* START Records for processing *

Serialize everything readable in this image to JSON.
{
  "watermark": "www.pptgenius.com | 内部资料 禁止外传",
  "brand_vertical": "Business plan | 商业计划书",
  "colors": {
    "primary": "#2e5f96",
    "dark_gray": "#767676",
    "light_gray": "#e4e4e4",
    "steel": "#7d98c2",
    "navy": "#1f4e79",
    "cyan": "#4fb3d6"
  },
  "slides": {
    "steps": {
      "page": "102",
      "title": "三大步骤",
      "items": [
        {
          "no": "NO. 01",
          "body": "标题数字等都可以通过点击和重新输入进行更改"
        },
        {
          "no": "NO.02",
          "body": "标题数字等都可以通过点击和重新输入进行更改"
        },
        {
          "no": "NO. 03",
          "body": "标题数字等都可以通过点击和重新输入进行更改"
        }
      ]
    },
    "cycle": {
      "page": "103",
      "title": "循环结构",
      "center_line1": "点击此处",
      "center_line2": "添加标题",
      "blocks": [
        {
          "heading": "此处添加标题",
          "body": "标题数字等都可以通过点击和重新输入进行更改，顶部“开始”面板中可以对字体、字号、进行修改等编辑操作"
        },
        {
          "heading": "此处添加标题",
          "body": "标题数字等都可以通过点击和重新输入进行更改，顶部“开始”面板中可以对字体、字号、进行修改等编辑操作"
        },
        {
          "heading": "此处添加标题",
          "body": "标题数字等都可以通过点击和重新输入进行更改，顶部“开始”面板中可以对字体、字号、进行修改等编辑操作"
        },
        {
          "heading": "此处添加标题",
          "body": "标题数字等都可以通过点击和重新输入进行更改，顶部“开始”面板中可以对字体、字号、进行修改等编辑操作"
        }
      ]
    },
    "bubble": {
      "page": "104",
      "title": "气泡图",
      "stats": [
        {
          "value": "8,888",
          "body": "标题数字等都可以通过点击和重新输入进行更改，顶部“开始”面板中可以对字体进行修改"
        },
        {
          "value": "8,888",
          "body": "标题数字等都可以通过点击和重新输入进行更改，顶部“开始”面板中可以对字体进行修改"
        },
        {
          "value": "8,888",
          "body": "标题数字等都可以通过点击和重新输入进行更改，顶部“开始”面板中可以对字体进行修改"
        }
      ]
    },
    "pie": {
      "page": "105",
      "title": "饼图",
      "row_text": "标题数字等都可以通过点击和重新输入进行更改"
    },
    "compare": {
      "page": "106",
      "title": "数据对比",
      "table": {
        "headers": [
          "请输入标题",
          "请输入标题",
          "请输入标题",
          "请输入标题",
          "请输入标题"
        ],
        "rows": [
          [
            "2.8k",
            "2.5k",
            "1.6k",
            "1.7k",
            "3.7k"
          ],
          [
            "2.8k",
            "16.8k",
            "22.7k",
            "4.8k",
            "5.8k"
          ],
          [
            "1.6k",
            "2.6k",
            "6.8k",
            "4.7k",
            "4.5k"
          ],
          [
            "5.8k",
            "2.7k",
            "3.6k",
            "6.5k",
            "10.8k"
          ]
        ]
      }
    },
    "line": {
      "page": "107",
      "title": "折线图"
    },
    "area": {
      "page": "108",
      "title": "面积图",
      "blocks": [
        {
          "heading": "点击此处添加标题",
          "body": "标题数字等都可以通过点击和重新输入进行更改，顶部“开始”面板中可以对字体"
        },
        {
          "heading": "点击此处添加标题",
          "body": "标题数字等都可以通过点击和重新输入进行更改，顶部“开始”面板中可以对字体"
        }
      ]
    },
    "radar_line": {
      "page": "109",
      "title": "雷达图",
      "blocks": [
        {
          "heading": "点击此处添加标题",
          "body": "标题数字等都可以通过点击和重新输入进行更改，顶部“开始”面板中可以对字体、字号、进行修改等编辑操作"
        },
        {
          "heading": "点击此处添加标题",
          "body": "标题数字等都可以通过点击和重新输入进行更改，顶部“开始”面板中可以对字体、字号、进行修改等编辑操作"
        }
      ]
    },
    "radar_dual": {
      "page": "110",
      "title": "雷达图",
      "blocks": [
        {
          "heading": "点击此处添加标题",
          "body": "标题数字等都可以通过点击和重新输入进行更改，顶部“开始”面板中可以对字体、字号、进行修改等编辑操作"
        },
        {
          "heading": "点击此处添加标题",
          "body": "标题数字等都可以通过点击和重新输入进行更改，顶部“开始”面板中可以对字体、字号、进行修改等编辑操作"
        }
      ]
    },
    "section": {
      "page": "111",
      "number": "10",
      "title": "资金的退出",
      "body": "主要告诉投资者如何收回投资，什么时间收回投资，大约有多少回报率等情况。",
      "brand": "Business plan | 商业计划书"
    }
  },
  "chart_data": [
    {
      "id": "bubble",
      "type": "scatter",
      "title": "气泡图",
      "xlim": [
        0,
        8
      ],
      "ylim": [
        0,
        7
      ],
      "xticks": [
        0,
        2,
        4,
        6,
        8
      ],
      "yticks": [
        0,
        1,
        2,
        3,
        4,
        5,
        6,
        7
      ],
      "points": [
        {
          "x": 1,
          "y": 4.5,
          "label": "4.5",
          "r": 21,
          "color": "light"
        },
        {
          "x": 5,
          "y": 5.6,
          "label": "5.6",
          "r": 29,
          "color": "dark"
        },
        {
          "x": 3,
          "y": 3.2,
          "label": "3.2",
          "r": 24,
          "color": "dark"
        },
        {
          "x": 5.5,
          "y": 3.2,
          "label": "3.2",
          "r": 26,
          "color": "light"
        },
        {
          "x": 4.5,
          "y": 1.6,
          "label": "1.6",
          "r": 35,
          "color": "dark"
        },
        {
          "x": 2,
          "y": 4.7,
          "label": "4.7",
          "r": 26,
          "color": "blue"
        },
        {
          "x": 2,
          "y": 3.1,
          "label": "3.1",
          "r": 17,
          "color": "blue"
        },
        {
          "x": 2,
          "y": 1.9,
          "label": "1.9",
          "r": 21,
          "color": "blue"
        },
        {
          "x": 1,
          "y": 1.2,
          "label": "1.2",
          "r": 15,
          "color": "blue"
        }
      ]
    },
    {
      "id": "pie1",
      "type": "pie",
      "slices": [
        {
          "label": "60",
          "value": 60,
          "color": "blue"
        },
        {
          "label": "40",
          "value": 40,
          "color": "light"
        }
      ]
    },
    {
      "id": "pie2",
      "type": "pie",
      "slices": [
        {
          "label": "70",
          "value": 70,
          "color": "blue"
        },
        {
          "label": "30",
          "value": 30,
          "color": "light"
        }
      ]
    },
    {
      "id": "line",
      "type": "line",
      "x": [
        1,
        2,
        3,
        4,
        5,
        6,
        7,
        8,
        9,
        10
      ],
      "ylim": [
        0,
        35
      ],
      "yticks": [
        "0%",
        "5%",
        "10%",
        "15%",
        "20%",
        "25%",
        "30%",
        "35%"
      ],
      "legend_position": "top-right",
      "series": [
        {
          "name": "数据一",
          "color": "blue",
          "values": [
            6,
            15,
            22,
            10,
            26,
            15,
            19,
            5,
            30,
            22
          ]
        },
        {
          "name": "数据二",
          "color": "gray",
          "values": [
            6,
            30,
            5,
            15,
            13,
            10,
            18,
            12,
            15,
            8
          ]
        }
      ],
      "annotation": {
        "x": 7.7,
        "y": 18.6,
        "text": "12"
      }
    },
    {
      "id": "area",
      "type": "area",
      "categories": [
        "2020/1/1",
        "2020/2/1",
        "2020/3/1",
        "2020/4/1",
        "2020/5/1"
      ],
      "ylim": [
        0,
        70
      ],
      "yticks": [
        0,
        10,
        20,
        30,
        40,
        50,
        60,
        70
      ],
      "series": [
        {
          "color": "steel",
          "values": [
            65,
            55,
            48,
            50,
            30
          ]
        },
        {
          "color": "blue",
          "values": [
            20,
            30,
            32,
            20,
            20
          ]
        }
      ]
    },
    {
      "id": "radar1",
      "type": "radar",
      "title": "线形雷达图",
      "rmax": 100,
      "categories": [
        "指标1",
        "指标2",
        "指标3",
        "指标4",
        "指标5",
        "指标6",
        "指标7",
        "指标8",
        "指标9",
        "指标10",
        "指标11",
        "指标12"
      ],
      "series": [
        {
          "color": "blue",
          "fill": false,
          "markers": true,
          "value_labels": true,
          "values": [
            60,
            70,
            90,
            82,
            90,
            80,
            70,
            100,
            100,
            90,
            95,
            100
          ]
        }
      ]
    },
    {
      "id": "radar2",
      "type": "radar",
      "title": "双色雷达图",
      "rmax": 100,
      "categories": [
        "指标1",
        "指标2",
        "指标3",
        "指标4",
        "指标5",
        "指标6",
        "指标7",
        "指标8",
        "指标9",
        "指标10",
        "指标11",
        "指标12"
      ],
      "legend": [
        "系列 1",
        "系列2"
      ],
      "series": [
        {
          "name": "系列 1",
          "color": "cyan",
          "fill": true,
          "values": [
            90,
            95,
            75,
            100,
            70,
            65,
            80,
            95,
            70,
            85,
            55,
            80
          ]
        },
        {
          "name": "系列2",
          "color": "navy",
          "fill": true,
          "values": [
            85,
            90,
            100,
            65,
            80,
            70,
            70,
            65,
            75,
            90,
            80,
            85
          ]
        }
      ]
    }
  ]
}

* END Records for processing *

Which lines contain "商业计划书"? Show each of them.

  "brand_vertical": "Business plan | 商业计划书",
      "brand": "Business plan | 商业计划书"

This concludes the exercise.